[Exercise description]: Give the records back in full, exactly as they read.
━━ Provided entries ━━
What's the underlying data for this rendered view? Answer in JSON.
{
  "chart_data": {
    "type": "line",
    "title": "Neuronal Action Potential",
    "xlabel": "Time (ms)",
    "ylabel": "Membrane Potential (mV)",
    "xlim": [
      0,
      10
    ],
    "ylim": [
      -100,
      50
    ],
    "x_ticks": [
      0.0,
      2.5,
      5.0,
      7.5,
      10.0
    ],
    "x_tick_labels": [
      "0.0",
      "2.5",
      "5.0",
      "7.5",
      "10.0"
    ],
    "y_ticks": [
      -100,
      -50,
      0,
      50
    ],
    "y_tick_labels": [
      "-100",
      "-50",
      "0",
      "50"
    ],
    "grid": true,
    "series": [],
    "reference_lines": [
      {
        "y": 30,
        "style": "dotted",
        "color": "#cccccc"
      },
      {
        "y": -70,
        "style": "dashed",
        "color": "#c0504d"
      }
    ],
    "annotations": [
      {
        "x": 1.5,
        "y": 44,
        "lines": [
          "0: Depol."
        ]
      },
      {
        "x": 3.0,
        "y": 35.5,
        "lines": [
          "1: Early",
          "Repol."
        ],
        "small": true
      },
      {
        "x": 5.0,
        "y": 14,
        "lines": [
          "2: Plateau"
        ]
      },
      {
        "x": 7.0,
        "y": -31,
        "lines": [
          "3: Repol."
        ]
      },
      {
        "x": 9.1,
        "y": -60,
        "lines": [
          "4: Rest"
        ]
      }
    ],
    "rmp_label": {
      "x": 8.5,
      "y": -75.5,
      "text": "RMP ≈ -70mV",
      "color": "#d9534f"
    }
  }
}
━━━
[In response]:
What's the underlying data for this rendered view? Answer in JSON.
{
  "chart_data": {
    "type": "line",
    "title": "Neuronal Action Potential",
    "xlabel": "Time (ms)",
    "ylabel": "Membrane Potential (mV)",
    "xlim": [
      0,
      10
    ],
    "ylim": [
      -100,
      50
    ],
    "x_ticks": [
      0.0,
      2.5,
      5.0,
      7.5,
      10.0
    ],
    "x_tick_labels": [
      "0.0",
      "2.5",
      "5.0",
      "7.5",
      "10.0"
    ],
    "y_ticks": [
      -100,
      -50,
      0,
      50
    ],
    "y_tick_labels": [
      "-100",
      "-50",
      "0",
      "50"
    ],
    "grid": true,
    "series": [],
    "reference_lines": [
      {
        "y": 30,
        "style": "dotted",
        "color": "#cccccc"
      },
      {
        "y": -70,
        "style": "dashed",
        "color": "#c0504d"
      }
    ],
    "annotations": [
      {
        "x": 1.5,
        "y": 44,
        "lines": [
          "0: Depol."
        ]
      },
      {
        "x": 3.0,
        "y": 35.5,
        "lines": [
          "1: Early",
          "Repol."
        ],
        "small": true
      },
      {
        "x": 5.0,
        "y": 14,
        "lines": [
          "2: Plateau"
        ]
      },
      {
        "x": 7.0,
        "y": -31,
        "lines": [
          "3: Repol."
        ]
      },
      {
        "x": 9.1,
        "y": -60,
        "lines": [
          "4: Rest"
        ]
      }
    ],
    "rmp_label": {
      "x": 8.5,
      "y": -75.5,
      "text": "RMP ≈ -70mV",
      "color": "#d9534f"
    }
  }
}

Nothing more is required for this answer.